_Work required_.
Write the data below out exactly as it stands. Do not include the pictures.

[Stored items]
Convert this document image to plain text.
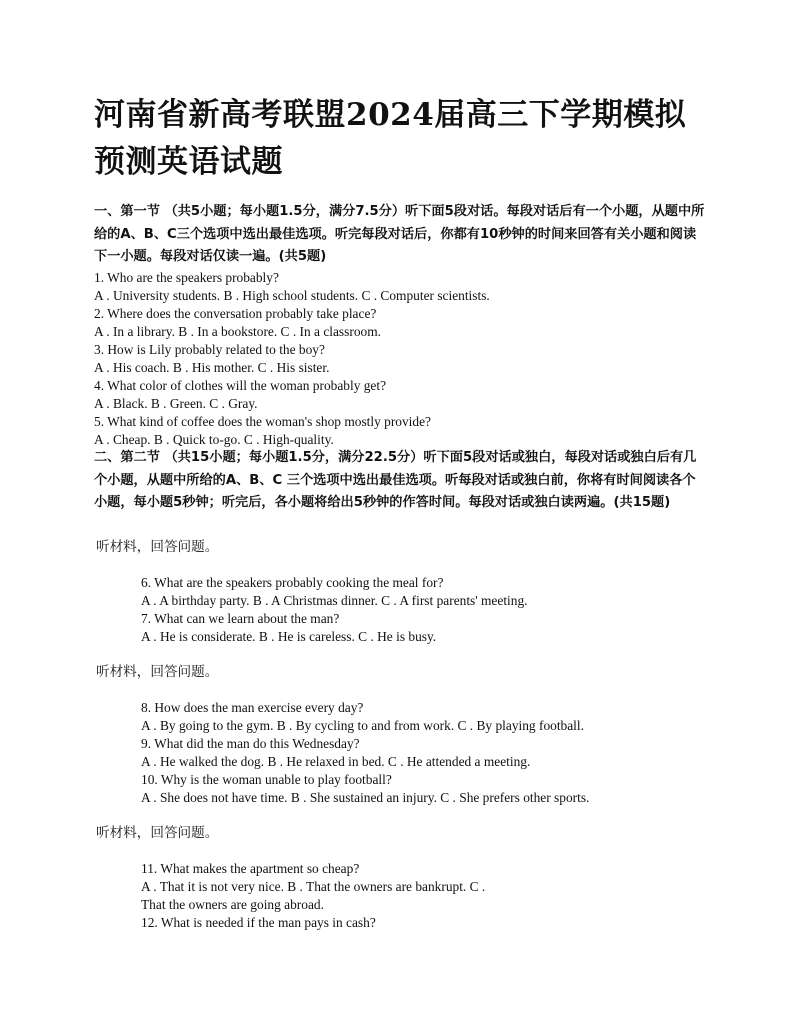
河南省新高考联盟2024届高三下学期模拟预测英语试题
一、第一节 （共5小题；每小题1.5分，满分7.5分）听下面5段对话。每段对话后有一个小题，从题中所给的A、B、C三个选项中选出最佳选项。听完每段对话后，你都有10秒钟的时间来回答有关小题和阅读下一小题。每段对话仅读一遍。(共5题)
1. Who are the speakers probably?
A . University students. B . High school students. C . Computer scientists.
2. Where does the conversation probably take place?
A . In a library. B . In a bookstore. C . In a classroom.
3. How is Lily probably related to the boy?
A . His coach. B . His mother. C . His sister.
4. What color of clothes will the woman probably get?
A . Black. B . Green. C . Gray.
5. What kind of coffee does the woman's shop mostly provide?
A . Cheap. B . Quick to-go. C . High-quality.
二、第二节 （共15小题；每小题1.5分，满分22.5分）听下面5段对话或独白，每段对话或独白后有几个小题，从题中所给的A、B、C 三个选项中选出最佳选项。听每段对话或独白前，你将有时间阅读各个小题，每小题5秒钟；听完后，各小题将给出5秒钟的作答时间。每段对话或独白读两遍。(共15题)
听材料，回答问题。
6. What are the speakers probably cooking the meal for?
A . A birthday party. B . A Christmas dinner. C . A first parents' meeting.
7. What can we learn about the man?
A . He is considerate. B . He is careless. C . He is busy.
听材料，回答问题。
8. How does the man exercise every day?
A . By going to the gym. B . By cycling to and from work. C . By playing football.
9. What did the man do this Wednesday?
A . He walked the dog. B . He relaxed in bed. C . He attended a meeting.
10. Why is the woman unable to play football?
A . She does not have time. B . She sustained an injury. C . She prefers other sports.
听材料，回答问题。
11. What makes the apartment so cheap?
A . That it is not very nice. B . That the owners are bankrupt. C .
That the owners are going abroad.
12. What is needed if the man pays in cash?
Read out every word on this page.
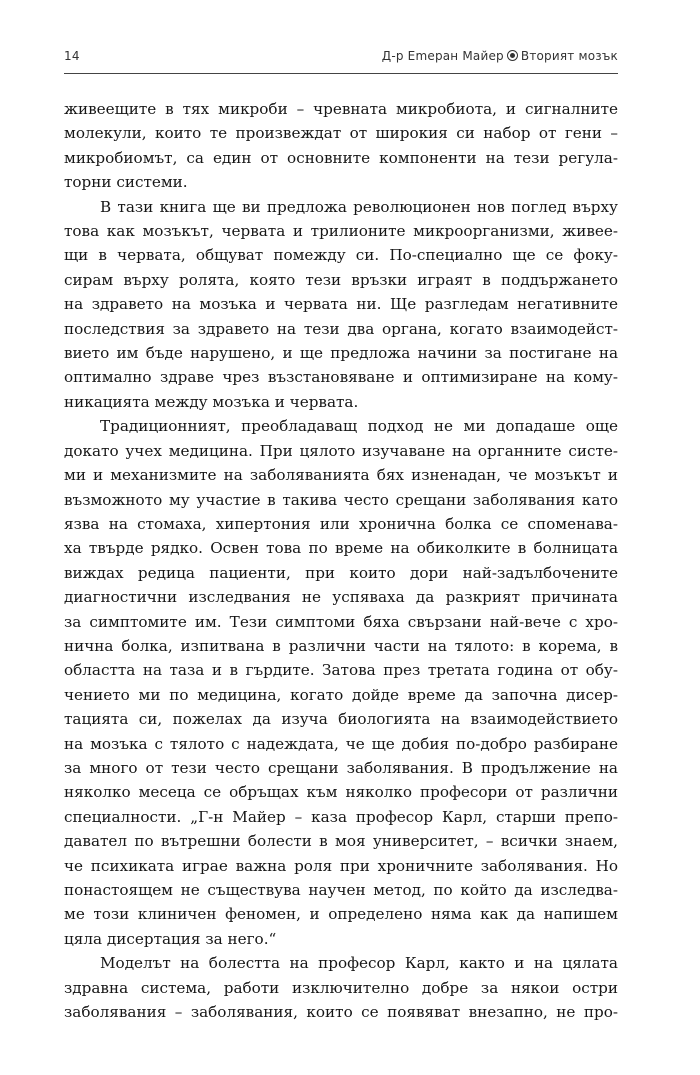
14	Д-р Еmеран Майер Вторият мозък

живеещите в тях микроби – чревната микробиота, и сигналните
молекули, които те произвеждат от широкия си набор от гени –
микробиомът, са един от основните компоненти на тези регула-
торни системи.

В тази книга ще ви предложа революционен нов поглед върху
това как мозъкът, червата и трилионите микроорганизми, живее-
щи в червата, общуват помежду си. По-специално ще се фоку-
сирам върху ролята, която тези връзки играят в поддържането
на здравето на мозъка и червата ни. Ще разгледам негативните
последствия за здравето на тези два органа, когато взаимодейст-
вието им бъде нарушено, и ще предложа начини за постигане на
оптимално здраве чрез възстановяване и оптимизиране на кому-
никацията между мозъка и червата.

Традиционният, преобладаващ подход не ми допадаше още
докато учех медицина. При цялото изучаване на органните систе-
ми и механизмите на заболяванията бях изненадан, че мозъкът и
възможното му участие в такива често срещани заболявания като
язва на стомаха, хипертония или хронична болка се споменава-
ха твърде рядко. Освен това по време на обиколките в болницата
виждах редица пациенти, при които дори най-задълбочените
диагностични изследвания не успяваха да разкрият причината
за симптомите им. Тези симптоми бяха свързани най-вече с хро-
нична болка, изпитвана в различни части на тялото: в корема, в
областта на таза и в гърдите. Затова през третата година от обу-
чението ми по медицина, когато дойде време да започна дисер-
тацията си, пожелах да изуча биологията на взаимодействието
на мозъка с тялото с надеждата, че ще добия по-добро разбиране
за много от тези често срещани заболявания. В продължение на
няколко месеца се обръщах към няколко професори от различни
специалности. „Г-н Майер – каза професор Карл, старши препо-
давател по вътрешни болести в моя университет, – всички знаем,
че психиката играе важна роля при хроничните заболявания. Но
понастоящем не съществува научен метод, по който да изследва-
ме този клиничен феномен, и определено няма как да напишем
цяла дисертация за него.“

Моделът на болестта на професор Карл, както и на цялата
здравна система, работи изключително добре за някои остри
заболявания – заболявания, които се появяват внезапно, не про-
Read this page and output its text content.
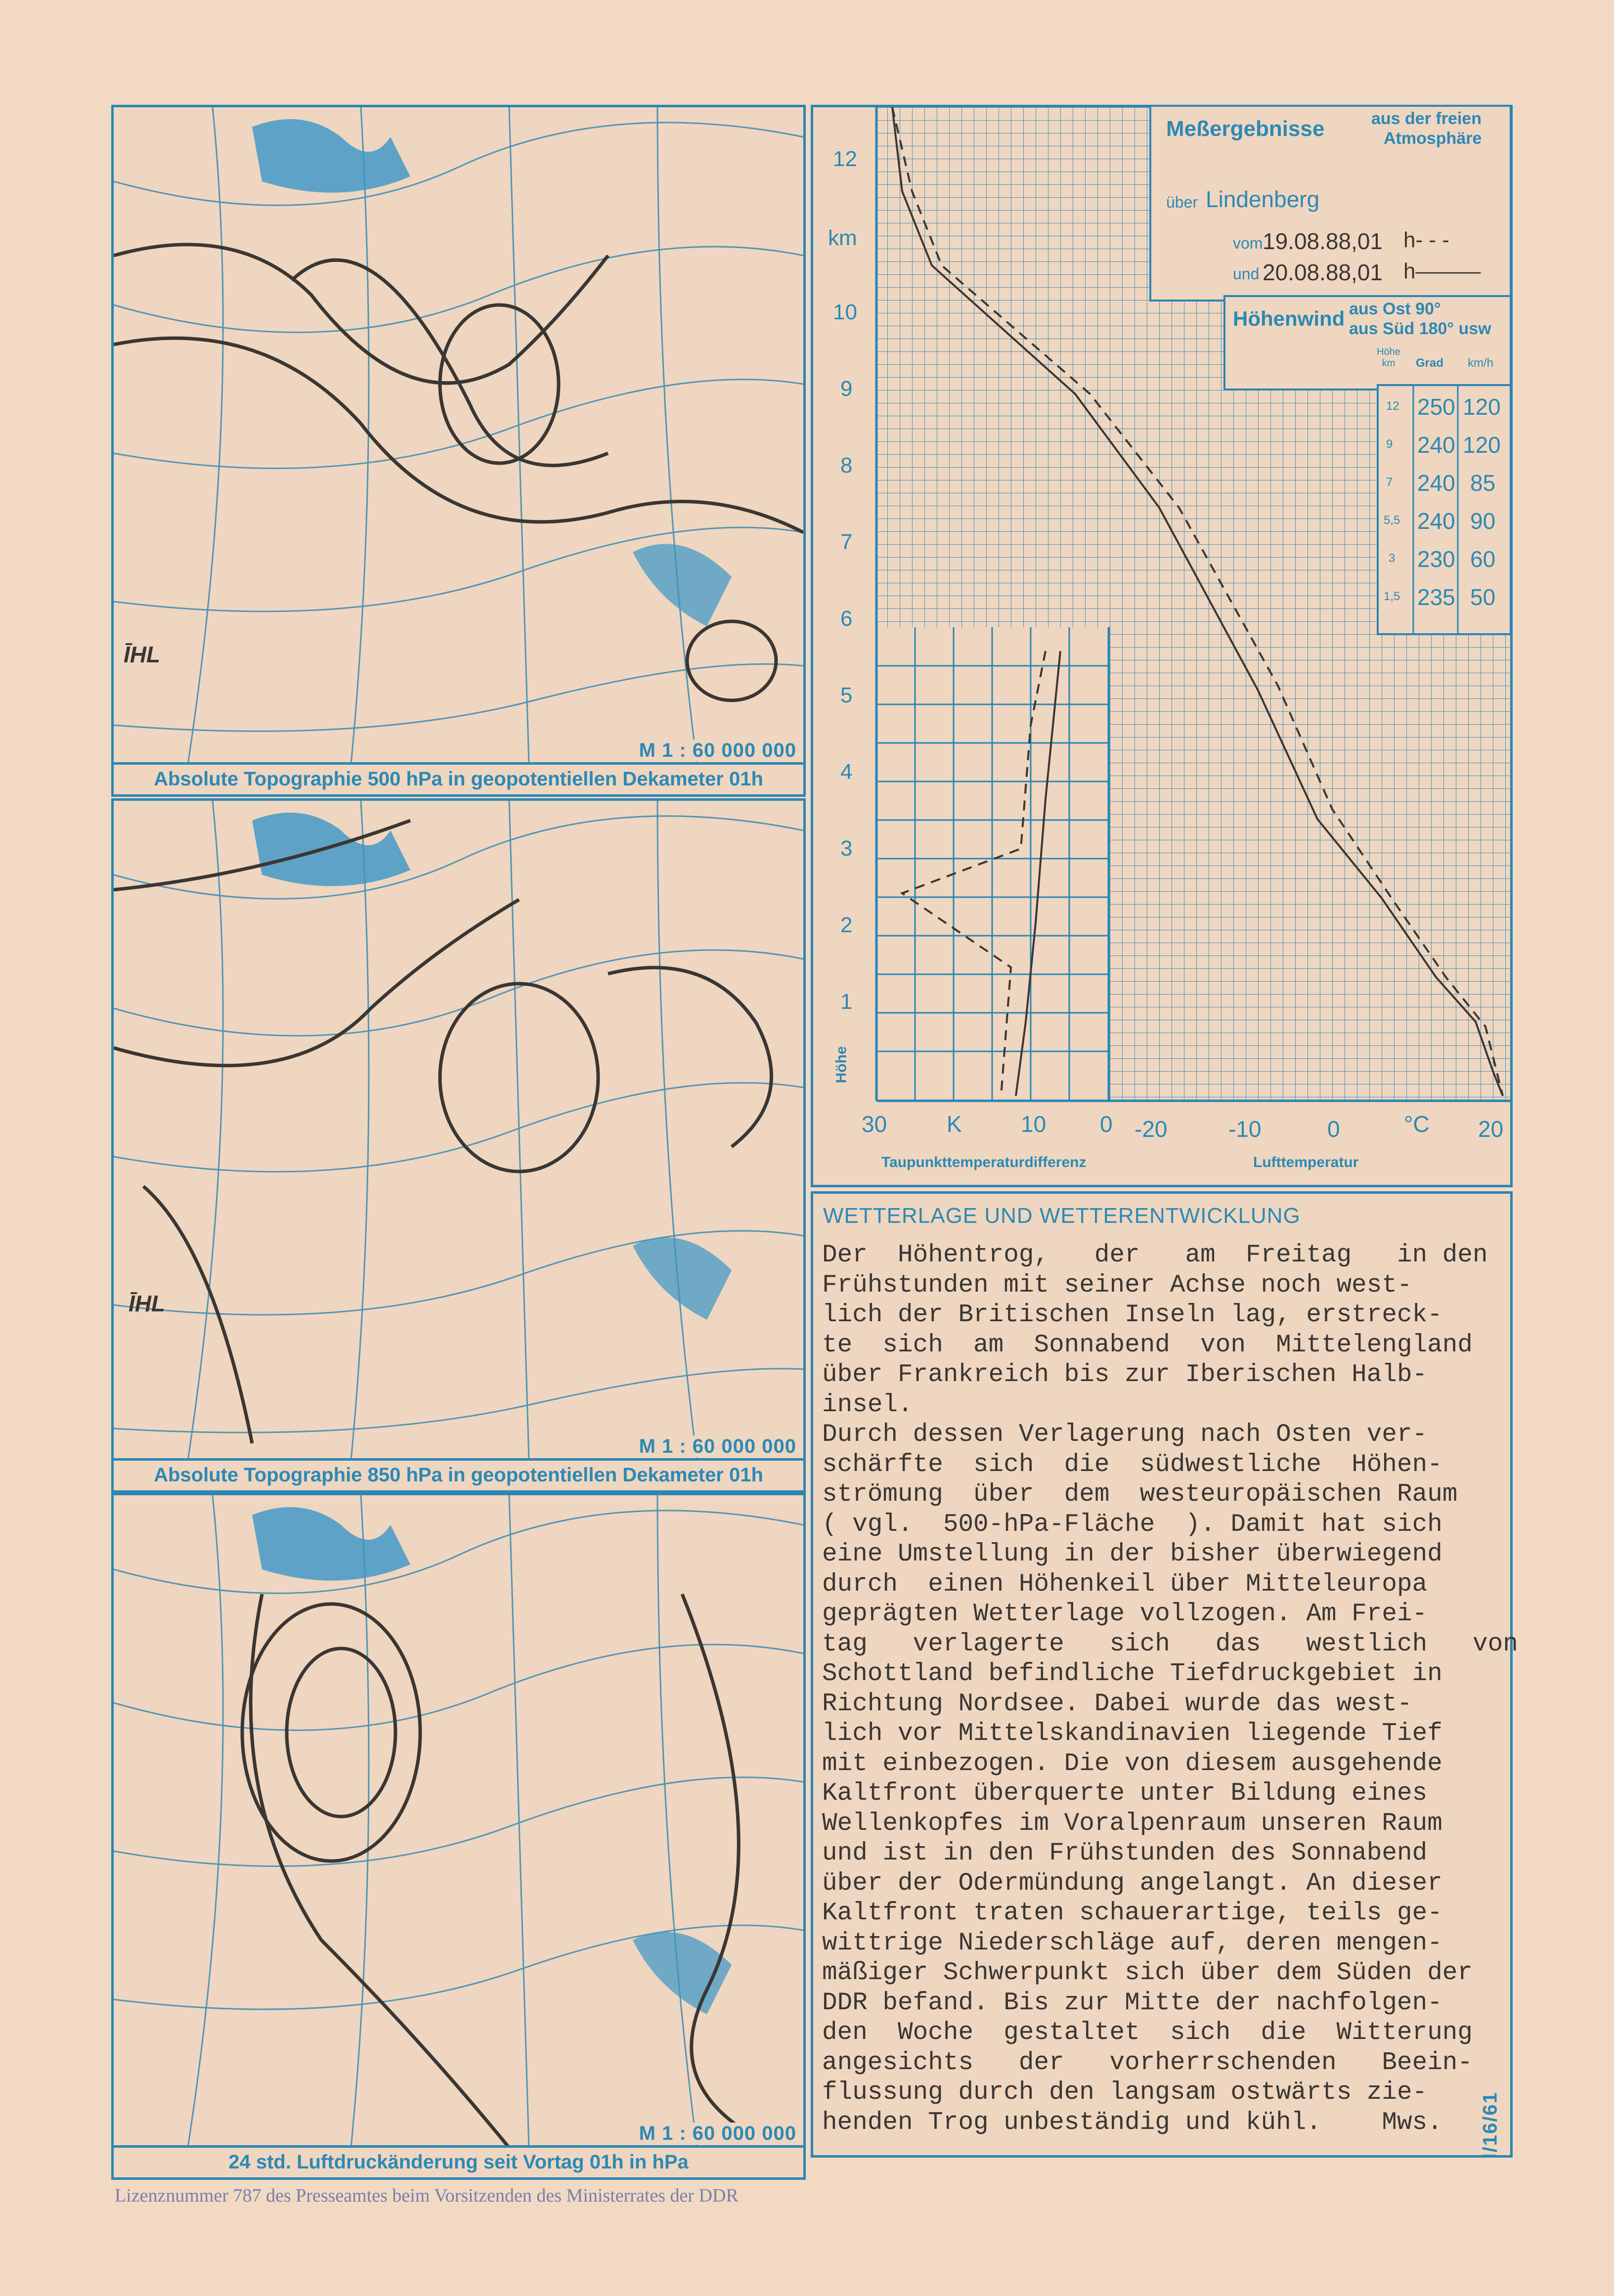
ĪHL
M 1 : 60 000 000
Absolute Topographie 500 hPa in geopotentiellen Dekameter 01h
ĪHL
M 1 : 60 000 000
Absolute Topographie 850 hPa in geopotentiellen Dekameter 01h
M 1 : 60 000 000
24 std. Luftdruckänderung seit Vortag 01h in hPa
12
km
10
9
8
7
6
5
4
3
2
1
Höhe
30	K	10 0 -20	-10	0	°C 20
Taupunkttemperaturdifferenz	Lufttemperatur
Meßergebnisse	aus der freien
Atmosphäre
über Lindenberg
vom 19.08.88,01 h- - -
und 20.08.88,01 h———
Höhenwind aus Ost 90°
aus Süd 180° usw
Höhe km	Grad km/h
12 250 120
9 240 120
7 240 85
5,5 240 90
3 230 60
1,5 235 50
WETTERLAGE UND WETTERENTWICKLUNG
Der  Höhentrog,   der   am  Freitag   in den
Frühstunden mit seiner Achse noch west-
lich der Britischen Inseln lag, erstreck-
te  sich  am  Sonnabend  von  Mittelengland
über Frankreich bis zur Iberischen Halb-
insel.
Durch dessen Verlagerung nach Osten ver-
schärfte  sich  die  südwestliche  Höhen-
strömung  über  dem  westeuropäischen Raum
( vgl.  500-hPa-Fläche  ). Damit hat sich
eine Umstellung in der bisher überwiegend
durch  einen Höhenkeil über Mitteleuropa
geprägten Wetterlage vollzogen. Am Frei-
tag   verlagerte   sich   das   westlich   von
Schottland befindliche Tiefdruckgebiet in
Richtung Nordsee. Dabei wurde das west-
lich vor Mittelskandinavien liegende Tief
mit einbezogen. Die von diesem ausgehende
Kaltfront überquerte unter Bildung eines
Wellenkopfes im Voralpenraum unseren Raum
und ist in den Frühstunden des Sonnabend
über der Odermündung angelangt. An dieser
Kaltfront traten schauerartige, teils ge-
wittrige Niederschläge auf, deren mengen-
mäßiger Schwerpunkt sich über dem Süden der
DDR befand. Bis zur Mitte der nachfolgen-
den  Woche  gestaltet  sich  die  Witterung
angesichts   der   vorherrschenden   Beein-
flussung durch den langsam ostwärts zie-
henden Trog unbeständig und kühl.    Mws.	I/16/61
Lizenznummer 787 des Presseamtes beim Vorsitzenden des Ministerrates der DDR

_Result of this task_.
Convert this document image to plain text.
河南省新高考联盟2024届高三下学期模拟预测英语试题
一、第一节 （共5小题；每小题1.5分，满分7.5分）听下面5段对话。每段对话后有一个小题，从题中所给的A、B、C三个选项中选出最佳选项。听完每段对话后，你都有10秒钟的时间来回答有关小题和阅读下一小题。每段对话仅读一遍。(共5题)
1. Who are the speakers probably?
A . University students. B . High school students. C . Computer scientists.
2. Where does the conversation probably take place?
A . In a library. B . In a bookstore. C . In a classroom.
3. How is Lily probably related to the boy?
A . His coach. B . His mother. C . His sister.
4. What color of clothes will the woman probably get?
A . Black. B . Green. C . Gray.
5. What kind of coffee does the woman's shop mostly provide?
A . Cheap. B . Quick to-go. C . High-quality.
二、第二节 （共15小题；每小题1.5分，满分22.5分）听下面5段对话或独白，每段对话或独白后有几个小题，从题中所给的A、B、C 三个选项中选出最佳选项。听每段对话或独白前，你将有时间阅读各个小题，每小题5秒钟；听完后，各小题将给出5秒钟的作答时间。每段对话或独白读两遍。(共15题)
听材料，回答问题。
6. What are the speakers probably cooking the meal for?
A . A birthday party. B . A Christmas dinner. C . A first parents' meeting.
7. What can we learn about the man?
A . He is considerate. B . He is careless. C . He is busy.
听材料，回答问题。
8. How does the man exercise every day?
A . By going to the gym. B . By cycling to and from work. C . By playing football.
9. What did the man do this Wednesday?
A . He walked the dog. B . He relaxed in bed. C . He attended a meeting.
10. Why is the woman unable to play football?
A . She does not have time. B . She sustained an injury. C . She prefers other sports.
听材料，回答问题。
11. What makes the apartment so cheap?
A . That it is not very nice. B . That the owners are bankrupt. C .
That the owners are going abroad.
12. What is needed if the man pays in cash?
Read out every word on this page.
14	Д-р Еmеран Майер Вторият мозък

живеещите в тях микроби – чревната микробиота, и сигналните
молекули, които те произвеждат от широкия си набор от гени –
микробиомът, са един от основните компоненти на тези регула-
торни системи.

В тази книга ще ви предложа революционен нов поглед върху
това как мозъкът, червата и трилионите микроорганизми, живее-
щи в червата, общуват помежду си. По-специално ще се фоку-
сирам върху ролята, която тези връзки играят в поддържането
на здравето на мозъка и червата ни. Ще разгледам негативните
последствия за здравето на тези два органа, когато взаимодейст-
вието им бъде нарушено, и ще предложа начини за постигане на
оптимално здраве чрез възстановяване и оптимизиране на кому-
никацията между мозъка и червата.

Традиционният, преобладаващ подход не ми допадаше още
докато учех медицина. При цялото изучаване на органните систе-
ми и механизмите на заболяванията бях изненадан, че мозъкът и
възможното му участие в такива често срещани заболявания като
язва на стомаха, хипертония или хронична болка се споменава-
ха твърде рядко. Освен това по време на обиколките в болницата
виждах редица пациенти, при които дори най-задълбочените
диагностични изследвания не успяваха да разкрият причината
за симптомите им. Тези симптоми бяха свързани най-вече с хро-
нична болка, изпитвана в различни части на тялото: в корема, в
областта на таза и в гърдите. Затова през третата година от обу-
чението ми по медицина, когато дойде време да започна дисер-
тацията си, пожелах да изуча биологията на взаимодействието
на мозъка с тялото с надеждата, че ще добия по-добро разбиране
за много от тези често срещани заболявания. В продължение на
няколко месеца се обръщах към няколко професори от различни
специалности. „Г-н Майер – каза професор Карл, старши препо-
давател по вътрешни болести в моя университет, – всички знаем,
че психиката играе важна роля при хроничните заболявания. Но
понастоящем не съществува научен метод, по който да изследва-
ме този клиничен феномен, и определено няма как да напишем
цяла дисертация за него.“

Моделът на болестта на професор Карл, както и на цялата
здравна система, работи изключително добре за някои остри
заболявания – заболявания, които се появяват внезапно, не про-
Read this page and output its text content.
ĪHL
M 1 : 60 000 000
Absolute Topographie 500 hPa in geopotentiellen Dekameter 01h
ĪHL
M 1 : 60 000 000
Absolute Topographie 850 hPa in geopotentiellen Dekameter 01h
M 1 : 60 000 000
24 std. Luftdruckänderung seit Vortag 01h in hPa
12
km
10
9
8
7
6
5
4
3
2
1
Höhe
30	K	10 0 -20	-10	0	°C 20
Taupunkttemperaturdifferenz	Lufttemperatur
Meßergebnisse	aus der freien
Atmosphäre
über Lindenberg
vom 19.08.88,01 h- - -
und 20.08.88,01 h———
Höhenwind aus Ost 90°
aus Süd 180° usw
Höhe km	Grad km/h
12 250 120
9 240 120
7 240 85
5,5 240 90
3 230 60
1,5 235 50
WETTERLAGE UND WETTERENTWICKLUNG
Der  Höhentrog,   der   am  Freitag   in den
Frühstunden mit seiner Achse noch west-
lich der Britischen Inseln lag, erstreck-
te  sich  am  Sonnabend  von  Mittelengland
über Frankreich bis zur Iberischen Halb-
insel.
Durch dessen Verlagerung nach Osten ver-
schärfte  sich  die  südwestliche  Höhen-
strömung  über  dem  westeuropäischen Raum
( vgl.  500-hPa-Fläche  ). Damit hat sich
eine Umstellung in der bisher überwiegend
durch  einen Höhenkeil über Mitteleuropa
geprägten Wetterlage vollzogen. Am Frei-
tag   verlagerte   sich   das   westlich   von
Schottland befindliche Tiefdruckgebiet in
Richtung Nordsee. Dabei wurde das west-
lich vor Mittelskandinavien liegende Tief
mit einbezogen. Die von diesem ausgehende
Kaltfront überquerte unter Bildung eines
Wellenkopfes im Voralpenraum unseren Raum
und ist in den Frühstunden des Sonnabend
über der Odermündung angelangt. An dieser
Kaltfront traten schauerartige, teils ge-
wittrige Niederschläge auf, deren mengen-
mäßiger Schwerpunkt sich über dem Süden der
DDR befand. Bis zur Mitte der nachfolgen-
den  Woche  gestaltet  sich  die  Witterung
angesichts   der   vorherrschenden   Beein-
flussung durch den langsam ostwärts zie-
henden Trog unbeständig und kühl.    Mws.	I/16/61
Lizenznummer 787 des Presseamtes beim Vorsitzenden des Ministerrates der DDR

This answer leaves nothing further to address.